JOB.
Below is a block of records; return all of them exactly, but without the images.

####

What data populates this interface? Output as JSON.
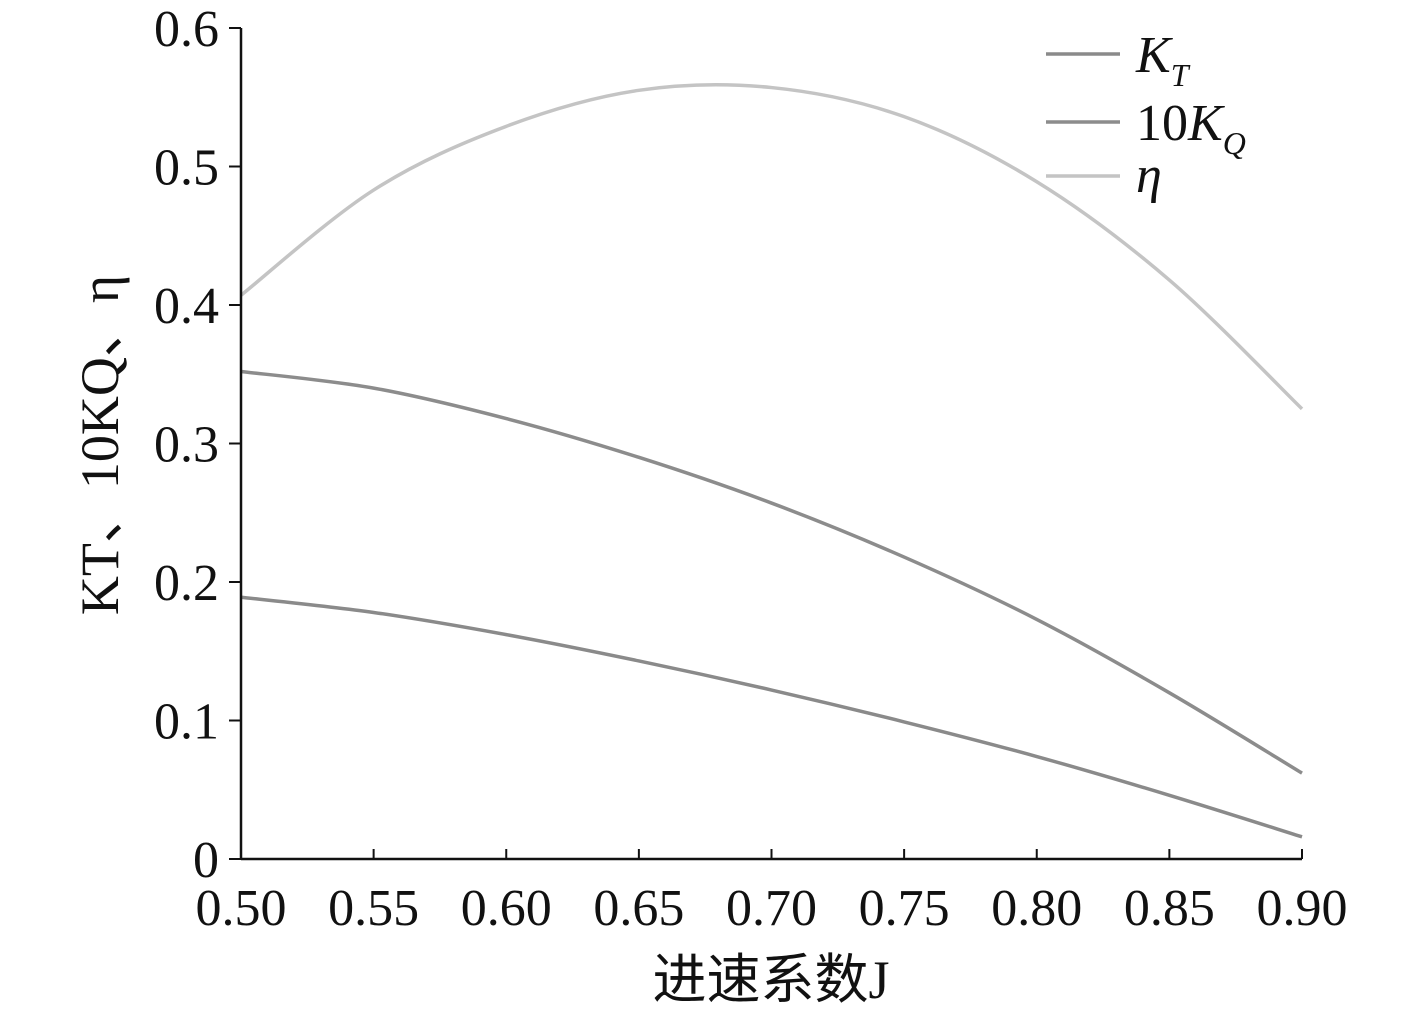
{
  "chart_data": {
    "type": "line",
    "xlabel": "进速系数J",
    "ylabel": "KT、10KQ、η",
    "xlim": [
      0.5,
      0.9
    ],
    "ylim": [
      0,
      0.6
    ],
    "x_ticks": [
      "0.50",
      "0.55",
      "0.60",
      "0.65",
      "0.70",
      "0.75",
      "0.80",
      "0.85",
      "0.90"
    ],
    "y_ticks": [
      "0",
      "0.1",
      "0.2",
      "0.3",
      "0.4",
      "0.5",
      "0.6"
    ],
    "grid": false,
    "legend_position": "top-right",
    "x": [
      0.5,
      0.55,
      0.6,
      0.65,
      0.7,
      0.75,
      0.8,
      0.85,
      0.9
    ],
    "series": [
      {
        "name": "KT",
        "color": "#8a8a8a",
        "values": [
          0.189,
          0.178,
          0.162,
          0.143,
          0.122,
          0.099,
          0.074,
          0.046,
          0.016
        ]
      },
      {
        "name": "10KQ",
        "color": "#8c8c8c",
        "values": [
          0.352,
          0.34,
          0.318,
          0.29,
          0.257,
          0.218,
          0.173,
          0.12,
          0.062
        ]
      },
      {
        "name": "η",
        "color": "#c4c4c4",
        "values": [
          0.407,
          0.483,
          0.529,
          0.555,
          0.557,
          0.536,
          0.489,
          0.418,
          0.325
        ]
      }
    ]
  }
}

####

RESPONSE TO THE TASK.
What data populates this interface? Output as JSON.
{
  "chart_data": {
    "type": "line",
    "xlabel": "进速系数J",
    "ylabel": "KT、10KQ、η",
    "xlim": [
      0.5,
      0.9
    ],
    "ylim": [
      0,
      0.6
    ],
    "x_ticks": [
      "0.50",
      "0.55",
      "0.60",
      "0.65",
      "0.70",
      "0.75",
      "0.80",
      "0.85",
      "0.90"
    ],
    "y_ticks": [
      "0",
      "0.1",
      "0.2",
      "0.3",
      "0.4",
      "0.5",
      "0.6"
    ],
    "grid": false,
    "legend_position": "top-right",
    "x": [
      0.5,
      0.55,
      0.6,
      0.65,
      0.7,
      0.75,
      0.8,
      0.85,
      0.9
    ],
    "series": [
      {
        "name": "KT",
        "color": "#8a8a8a",
        "values": [
          0.189,
          0.178,
          0.162,
          0.143,
          0.122,
          0.099,
          0.074,
          0.046,
          0.016
        ]
      },
      {
        "name": "10KQ",
        "color": "#8c8c8c",
        "values": [
          0.352,
          0.34,
          0.318,
          0.29,
          0.257,
          0.218,
          0.173,
          0.12,
          0.062
        ]
      },
      {
        "name": "η",
        "color": "#c4c4c4",
        "values": [
          0.407,
          0.483,
          0.529,
          0.555,
          0.557,
          0.536,
          0.489,
          0.418,
          0.325
        ]
      }
    ]
  }
}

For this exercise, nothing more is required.